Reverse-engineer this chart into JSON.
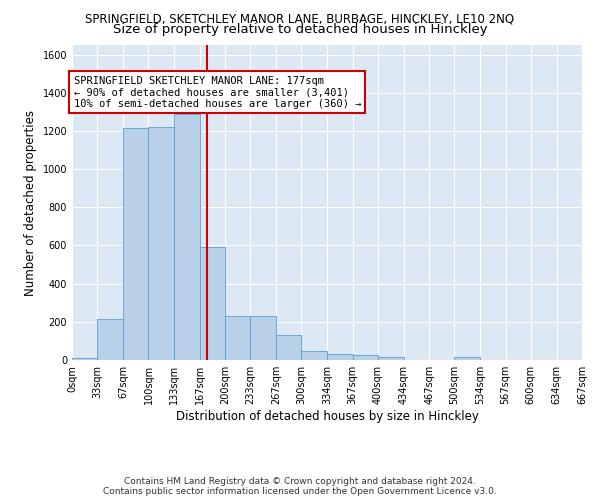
{
  "title": "SPRINGFIELD, SKETCHLEY MANOR LANE, BURBAGE, HINCKLEY, LE10 2NQ",
  "subtitle": "Size of property relative to detached houses in Hinckley",
  "xlabel": "Distribution of detached houses by size in Hinckley",
  "ylabel": "Number of detached properties",
  "footer_line1": "Contains HM Land Registry data © Crown copyright and database right 2024.",
  "footer_line2": "Contains public sector information licensed under the Open Government Licence v3.0.",
  "bar_color": "#b8d0e8",
  "bar_edge_color": "#5a9fd4",
  "background_color": "#dde8f5",
  "grid_color": "#ffffff",
  "fig_background": "#ffffff",
  "vline_color": "#cc0000",
  "vline_x": 177,
  "annotation_text": "SPRINGFIELD SKETCHLEY MANOR LANE: 177sqm\n← 90% of detached houses are smaller (3,401)\n10% of semi-detached houses are larger (360) →",
  "annotation_box_color": "#ffffff",
  "annotation_border_color": "#cc0000",
  "bin_edges": [
    0,
    33,
    67,
    100,
    133,
    167,
    200,
    233,
    267,
    300,
    334,
    367,
    400,
    434,
    467,
    500,
    534,
    567,
    600,
    634,
    667
  ],
  "bin_counts": [
    10,
    215,
    1215,
    1220,
    1290,
    590,
    228,
    228,
    130,
    45,
    30,
    25,
    15,
    0,
    0,
    15,
    0,
    0,
    0,
    0
  ],
  "ylim": [
    0,
    1650
  ],
  "yticks": [
    0,
    200,
    400,
    600,
    800,
    1000,
    1200,
    1400,
    1600
  ],
  "tick_labels": [
    "0sqm",
    "33sqm",
    "67sqm",
    "100sqm",
    "133sqm",
    "167sqm",
    "200sqm",
    "233sqm",
    "267sqm",
    "300sqm",
    "334sqm",
    "367sqm",
    "400sqm",
    "434sqm",
    "467sqm",
    "500sqm",
    "534sqm",
    "567sqm",
    "600sqm",
    "634sqm",
    "667sqm"
  ],
  "title_fontsize": 8.5,
  "subtitle_fontsize": 9.5,
  "axis_label_fontsize": 8.5,
  "ylabel_fontsize": 8.5,
  "tick_fontsize": 7,
  "annotation_fontsize": 7.5,
  "footer_fontsize": 6.5
}
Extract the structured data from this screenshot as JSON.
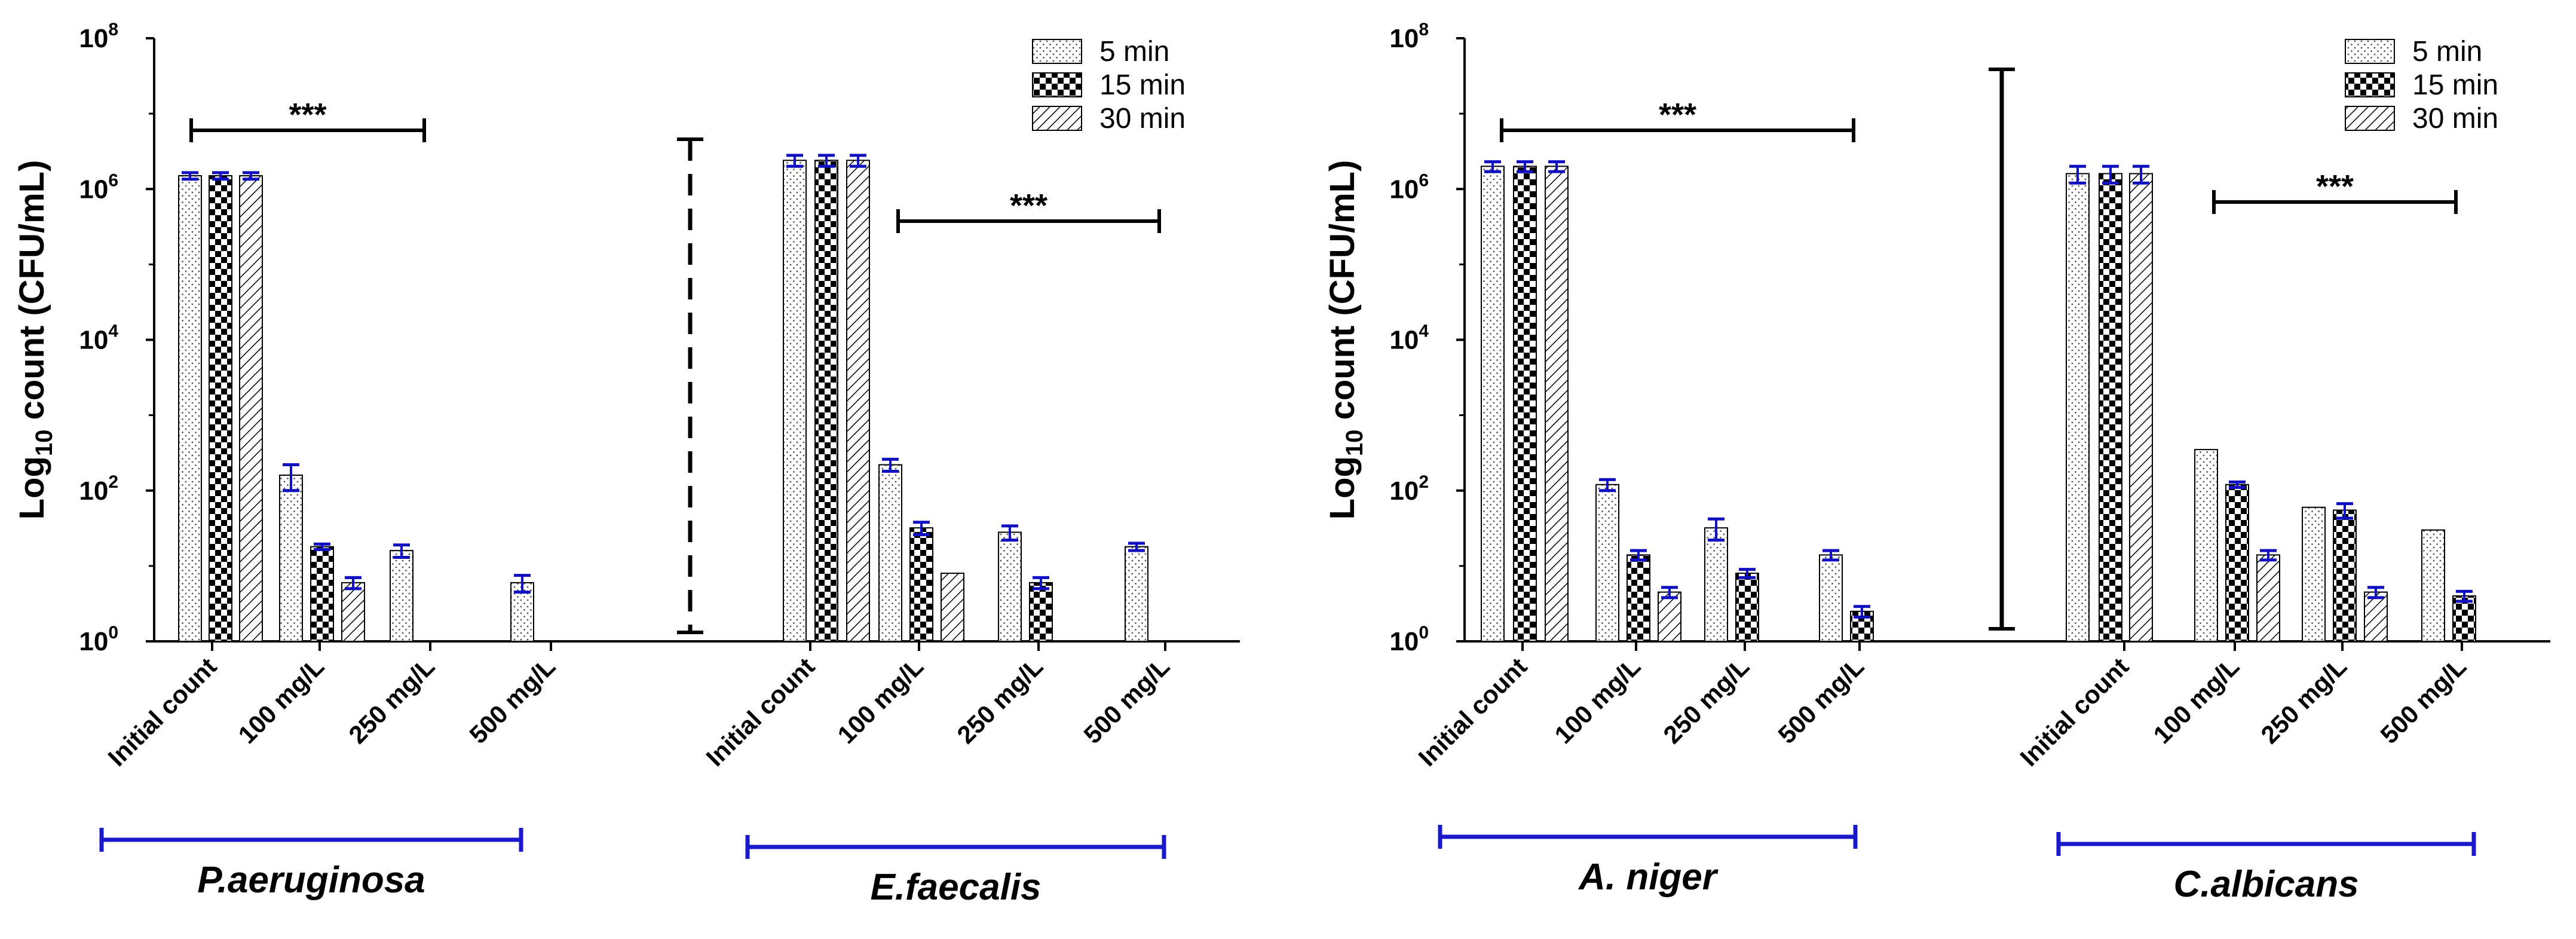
{
  "legend": {
    "items": [
      {
        "label": "5 min",
        "pattern": "dots"
      },
      {
        "label": "15 min",
        "pattern": "checker"
      },
      {
        "label": "30  min",
        "pattern": "hatch"
      }
    ]
  },
  "colors": {
    "axis": "#000000",
    "error_bar": "#1010c0",
    "bracket": "#1a1acc",
    "bar_fill": "#ffffff"
  },
  "chart_data": [
    {
      "type": "bar",
      "ylabel_main": "Log",
      "ylabel_sub": "10",
      "ylabel_rest": " count (CFU/mL)",
      "yscale": "log",
      "ylim": [
        1,
        100000000
      ],
      "yticks": [
        {
          "value": 1,
          "base": "10",
          "exp": "0"
        },
        {
          "value": 100,
          "base": "10",
          "exp": "2"
        },
        {
          "value": 10000,
          "base": "10",
          "exp": "4"
        },
        {
          "value": 1000000,
          "base": "10",
          "exp": "6"
        },
        {
          "value": 100000000,
          "base": "10",
          "exp": "8"
        }
      ],
      "groups": [
        {
          "organism": "P.aeruginosa",
          "categories": [
            "Initial count",
            "100 mg/L",
            "250 mg/L",
            "500 mg/L"
          ],
          "series": [
            {
              "name": "5 min",
              "values": [
                1500000,
                160,
                16,
                6
              ],
              "errors": [
                150000,
                60,
                3,
                1.5
              ]
            },
            {
              "name": "15 min",
              "values": [
                1500000,
                18,
                null,
                null
              ],
              "errors": [
                150000,
                1.5,
                null,
                null
              ]
            },
            {
              "name": "30 min",
              "values": [
                1500000,
                6,
                null,
                null
              ],
              "errors": [
                150000,
                1,
                null,
                null
              ]
            }
          ],
          "significance": {
            "label": "***",
            "from_category": 0,
            "to_category": 2
          }
        },
        {
          "organism": "E.faecalis",
          "categories": [
            "Initial count",
            "100 mg/L",
            "250 mg/L",
            "500 mg/L"
          ],
          "series": [
            {
              "name": "5 min",
              "values": [
                2400000,
                220,
                28,
                18
              ],
              "errors": [
                400000,
                40,
                6,
                2
              ]
            },
            {
              "name": "15 min",
              "values": [
                2400000,
                32,
                6,
                null
              ],
              "errors": [
                400000,
                6,
                1,
                null
              ]
            },
            {
              "name": "30 min",
              "values": [
                2400000,
                8,
                null,
                null
              ],
              "errors": [
                400000,
                0,
                null,
                null
              ]
            }
          ],
          "significance": {
            "label": "***",
            "from_category": 1,
            "to_category": 3
          }
        }
      ],
      "separator": "dashed"
    },
    {
      "type": "bar",
      "ylabel_main": "Log",
      "ylabel_sub": "10",
      "ylabel_rest": " count (CFU/mL)",
      "yscale": "log",
      "ylim": [
        1,
        100000000
      ],
      "yticks": [
        {
          "value": 1,
          "base": "10",
          "exp": "0"
        },
        {
          "value": 100,
          "base": "10",
          "exp": "2"
        },
        {
          "value": 10000,
          "base": "10",
          "exp": "4"
        },
        {
          "value": 1000000,
          "base": "10",
          "exp": "6"
        },
        {
          "value": 100000000,
          "base": "10",
          "exp": "8"
        }
      ],
      "groups": [
        {
          "organism": "A. niger",
          "categories": [
            "Initial count",
            "100 mg/L",
            "250 mg/L",
            "500 mg/L"
          ],
          "series": [
            {
              "name": "5 min",
              "values": [
                2000000,
                120,
                32,
                14
              ],
              "errors": [
                300000,
                20,
                10,
                2
              ]
            },
            {
              "name": "15 min",
              "values": [
                2000000,
                14,
                8,
                2.5
              ],
              "errors": [
                300000,
                2,
                1,
                0.4
              ]
            },
            {
              "name": "30 min",
              "values": [
                2000000,
                4.5,
                null,
                null
              ],
              "errors": [
                300000,
                0.7,
                null,
                null
              ]
            }
          ],
          "significance": {
            "label": "***",
            "from_category": 0,
            "to_category": 3
          }
        },
        {
          "organism": "C.albicans",
          "categories": [
            "Initial count",
            "100 mg/L",
            "250 mg/L",
            "500 mg/L"
          ],
          "series": [
            {
              "name": "5 min",
              "values": [
                1600000,
                350,
                60,
                30
              ],
              "errors": [
                400000,
                0,
                0,
                0
              ]
            },
            {
              "name": "15 min",
              "values": [
                1600000,
                120,
                55,
                4
              ],
              "errors": [
                400000,
                10,
                12,
                0.6
              ]
            },
            {
              "name": "30 min",
              "values": [
                1600000,
                14,
                4.5,
                null
              ],
              "errors": [
                400000,
                2,
                0.7,
                null
              ]
            }
          ],
          "significance": {
            "label": "***",
            "from_category": 1,
            "to_category": 3
          }
        }
      ],
      "separator": "solid"
    }
  ]
}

** Objective **
Give all the lines above again, character for character, without pictures.

** Output below **
Reverse-engineer this chart into JSON.
{
  "title": "SPRINGFIELD, SKETCHLEY MANOR LANE, BURBAGE, HINCKLEY, LE10 2NQ",
  "subtitle": "Size of property relative to detached houses in Hinckley",
  "xlabel": "Distribution of detached houses by size in Hinckley",
  "ylabel": "Number of detached properties",
  "footer_line1": "Contains HM Land Registry data © Crown copyright and database right 2024.",
  "footer_line2": "Contains public sector information licensed under the Open Government Licence v3.0.",
  "bar_color": "#b8d0e8",
  "bar_edge_color": "#5a9fd4",
  "background_color": "#dde8f5",
  "grid_color": "#ffffff",
  "fig_background": "#ffffff",
  "vline_color": "#cc0000",
  "vline_x": 177,
  "annotation_text": "SPRINGFIELD SKETCHLEY MANOR LANE: 177sqm\n← 90% of detached houses are smaller (3,401)\n10% of semi-detached houses are larger (360) →",
  "annotation_box_color": "#ffffff",
  "annotation_border_color": "#cc0000",
  "bin_edges": [
    0,
    33,
    67,
    100,
    133,
    167,
    200,
    233,
    267,
    300,
    334,
    367,
    400,
    434,
    467,
    500,
    534,
    567,
    600,
    634,
    667
  ],
  "bin_counts": [
    10,
    215,
    1215,
    1220,
    1290,
    590,
    228,
    228,
    130,
    45,
    30,
    25,
    15,
    0,
    0,
    15,
    0,
    0,
    0,
    0
  ],
  "ylim": [
    0,
    1650
  ],
  "yticks": [
    0,
    200,
    400,
    600,
    800,
    1000,
    1200,
    1400,
    1600
  ],
  "tick_labels": [
    "0sqm",
    "33sqm",
    "67sqm",
    "100sqm",
    "133sqm",
    "167sqm",
    "200sqm",
    "233sqm",
    "267sqm",
    "300sqm",
    "334sqm",
    "367sqm",
    "400sqm",
    "434sqm",
    "467sqm",
    "500sqm",
    "534sqm",
    "567sqm",
    "600sqm",
    "634sqm",
    "667sqm"
  ],
  "title_fontsize": 8.5,
  "subtitle_fontsize": 9.5,
  "axis_label_fontsize": 8.5,
  "ylabel_fontsize": 8.5,
  "tick_fontsize": 7,
  "annotation_fontsize": 7.5,
  "footer_fontsize": 6.5
}
Extract the structured data from this screenshot as JSON.
{
  "legend": {
    "items": [
      {
        "label": "5 min",
        "pattern": "dots"
      },
      {
        "label": "15 min",
        "pattern": "checker"
      },
      {
        "label": "30  min",
        "pattern": "hatch"
      }
    ]
  },
  "colors": {
    "axis": "#000000",
    "error_bar": "#1010c0",
    "bracket": "#1a1acc",
    "bar_fill": "#ffffff"
  },
  "chart_data": [
    {
      "type": "bar",
      "ylabel_main": "Log",
      "ylabel_sub": "10",
      "ylabel_rest": " count (CFU/mL)",
      "yscale": "log",
      "ylim": [
        1,
        100000000
      ],
      "yticks": [
        {
          "value": 1,
          "base": "10",
          "exp": "0"
        },
        {
          "value": 100,
          "base": "10",
          "exp": "2"
        },
        {
          "value": 10000,
          "base": "10",
          "exp": "4"
        },
        {
          "value": 1000000,
          "base": "10",
          "exp": "6"
        },
        {
          "value": 100000000,
          "base": "10",
          "exp": "8"
        }
      ],
      "groups": [
        {
          "organism": "P.aeruginosa",
          "categories": [
            "Initial count",
            "100 mg/L",
            "250 mg/L",
            "500 mg/L"
          ],
          "series": [
            {
              "name": "5 min",
              "values": [
                1500000,
                160,
                16,
                6
              ],
              "errors": [
                150000,
                60,
                3,
                1.5
              ]
            },
            {
              "name": "15 min",
              "values": [
                1500000,
                18,
                null,
                null
              ],
              "errors": [
                150000,
                1.5,
                null,
                null
              ]
            },
            {
              "name": "30 min",
              "values": [
                1500000,
                6,
                null,
                null
              ],
              "errors": [
                150000,
                1,
                null,
                null
              ]
            }
          ],
          "significance": {
            "label": "***",
            "from_category": 0,
            "to_category": 2
          }
        },
        {
          "organism": "E.faecalis",
          "categories": [
            "Initial count",
            "100 mg/L",
            "250 mg/L",
            "500 mg/L"
          ],
          "series": [
            {
              "name": "5 min",
              "values": [
                2400000,
                220,
                28,
                18
              ],
              "errors": [
                400000,
                40,
                6,
                2
              ]
            },
            {
              "name": "15 min",
              "values": [
                2400000,
                32,
                6,
                null
              ],
              "errors": [
                400000,
                6,
                1,
                null
              ]
            },
            {
              "name": "30 min",
              "values": [
                2400000,
                8,
                null,
                null
              ],
              "errors": [
                400000,
                0,
                null,
                null
              ]
            }
          ],
          "significance": {
            "label": "***",
            "from_category": 1,
            "to_category": 3
          }
        }
      ],
      "separator": "dashed"
    },
    {
      "type": "bar",
      "ylabel_main": "Log",
      "ylabel_sub": "10",
      "ylabel_rest": " count (CFU/mL)",
      "yscale": "log",
      "ylim": [
        1,
        100000000
      ],
      "yticks": [
        {
          "value": 1,
          "base": "10",
          "exp": "0"
        },
        {
          "value": 100,
          "base": "10",
          "exp": "2"
        },
        {
          "value": 10000,
          "base": "10",
          "exp": "4"
        },
        {
          "value": 1000000,
          "base": "10",
          "exp": "6"
        },
        {
          "value": 100000000,
          "base": "10",
          "exp": "8"
        }
      ],
      "groups": [
        {
          "organism": "A. niger",
          "categories": [
            "Initial count",
            "100 mg/L",
            "250 mg/L",
            "500 mg/L"
          ],
          "series": [
            {
              "name": "5 min",
              "values": [
                2000000,
                120,
                32,
                14
              ],
              "errors": [
                300000,
                20,
                10,
                2
              ]
            },
            {
              "name": "15 min",
              "values": [
                2000000,
                14,
                8,
                2.5
              ],
              "errors": [
                300000,
                2,
                1,
                0.4
              ]
            },
            {
              "name": "30 min",
              "values": [
                2000000,
                4.5,
                null,
                null
              ],
              "errors": [
                300000,
                0.7,
                null,
                null
              ]
            }
          ],
          "significance": {
            "label": "***",
            "from_category": 0,
            "to_category": 3
          }
        },
        {
          "organism": "C.albicans",
          "categories": [
            "Initial count",
            "100 mg/L",
            "250 mg/L",
            "500 mg/L"
          ],
          "series": [
            {
              "name": "5 min",
              "values": [
                1600000,
                350,
                60,
                30
              ],
              "errors": [
                400000,
                0,
                0,
                0
              ]
            },
            {
              "name": "15 min",
              "values": [
                1600000,
                120,
                55,
                4
              ],
              "errors": [
                400000,
                10,
                12,
                0.6
              ]
            },
            {
              "name": "30 min",
              "values": [
                1600000,
                14,
                4.5,
                null
              ],
              "errors": [
                400000,
                2,
                0.7,
                null
              ]
            }
          ],
          "significance": {
            "label": "***",
            "from_category": 1,
            "to_category": 3
          }
        }
      ],
      "separator": "solid"
    }
  ]
}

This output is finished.